▶ [PROBLEM DESCRIPTION]:
Without changing a character, return the entries, but not the images they hold.
Start
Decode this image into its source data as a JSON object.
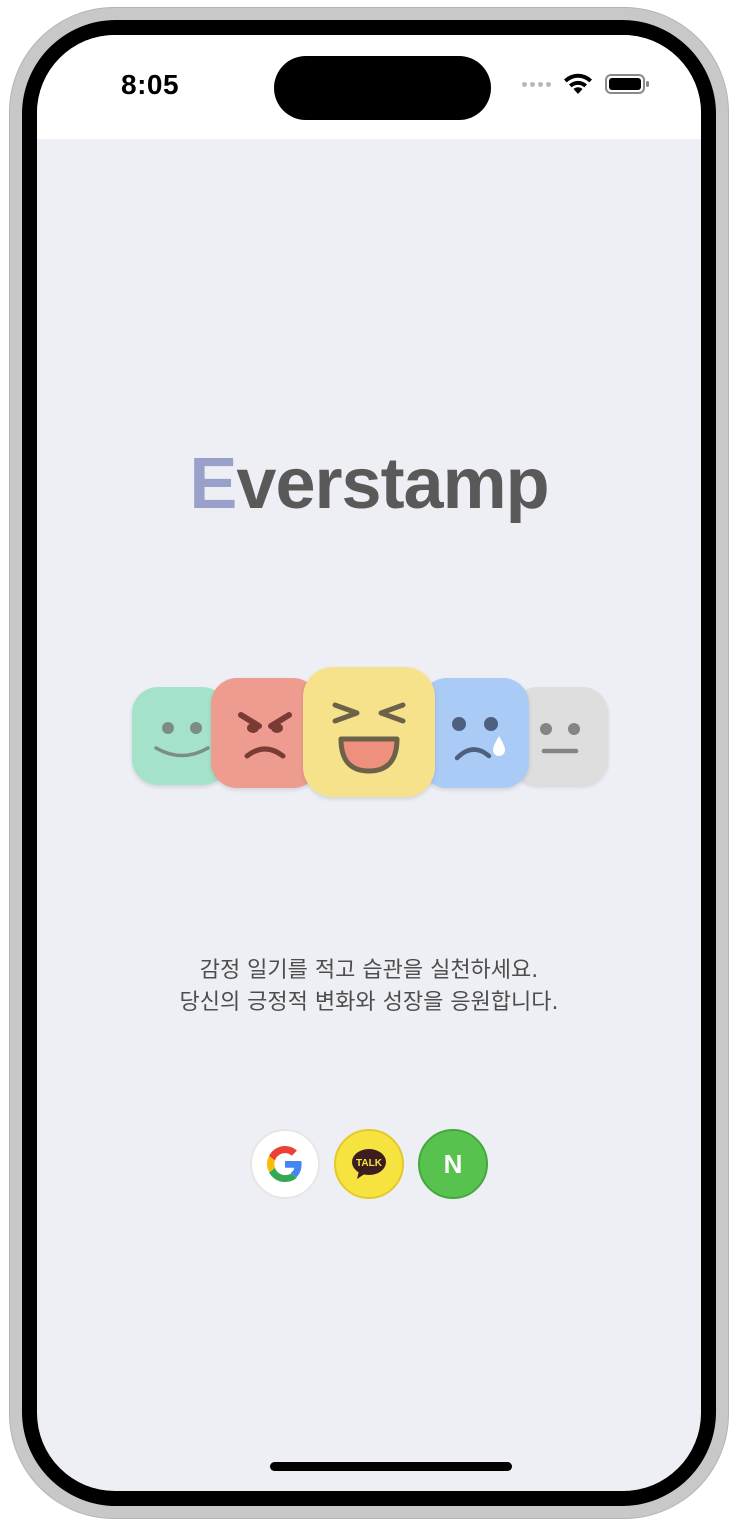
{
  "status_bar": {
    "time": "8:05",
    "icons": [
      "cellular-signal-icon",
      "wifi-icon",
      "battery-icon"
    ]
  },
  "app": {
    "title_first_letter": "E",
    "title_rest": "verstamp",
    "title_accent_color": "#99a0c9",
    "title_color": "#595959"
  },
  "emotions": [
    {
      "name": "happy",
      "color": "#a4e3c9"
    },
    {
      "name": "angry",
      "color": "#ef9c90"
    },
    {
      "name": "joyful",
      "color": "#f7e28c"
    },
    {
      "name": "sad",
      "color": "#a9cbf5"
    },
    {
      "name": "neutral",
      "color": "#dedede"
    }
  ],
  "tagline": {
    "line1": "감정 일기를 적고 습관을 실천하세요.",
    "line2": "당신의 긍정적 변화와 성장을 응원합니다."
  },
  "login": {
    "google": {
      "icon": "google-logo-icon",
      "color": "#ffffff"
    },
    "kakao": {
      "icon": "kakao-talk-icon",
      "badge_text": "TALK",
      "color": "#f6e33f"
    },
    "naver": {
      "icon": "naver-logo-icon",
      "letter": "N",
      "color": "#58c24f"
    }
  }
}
End
▶ [RESPONSE TO THE TASK]:
Decode this image into its source data as a JSON object.
{
  "status_bar": {
    "time": "8:05",
    "icons": [
      "cellular-signal-icon",
      "wifi-icon",
      "battery-icon"
    ]
  },
  "app": {
    "title_first_letter": "E",
    "title_rest": "verstamp",
    "title_accent_color": "#99a0c9",
    "title_color": "#595959"
  },
  "emotions": [
    {
      "name": "happy",
      "color": "#a4e3c9"
    },
    {
      "name": "angry",
      "color": "#ef9c90"
    },
    {
      "name": "joyful",
      "color": "#f7e28c"
    },
    {
      "name": "sad",
      "color": "#a9cbf5"
    },
    {
      "name": "neutral",
      "color": "#dedede"
    }
  ],
  "tagline": {
    "line1": "감정 일기를 적고 습관을 실천하세요.",
    "line2": "당신의 긍정적 변화와 성장을 응원합니다."
  },
  "login": {
    "google": {
      "icon": "google-logo-icon",
      "color": "#ffffff"
    },
    "kakao": {
      "icon": "kakao-talk-icon",
      "badge_text": "TALK",
      "color": "#f6e33f"
    },
    "naver": {
      "icon": "naver-logo-icon",
      "letter": "N",
      "color": "#58c24f"
    }
  }
}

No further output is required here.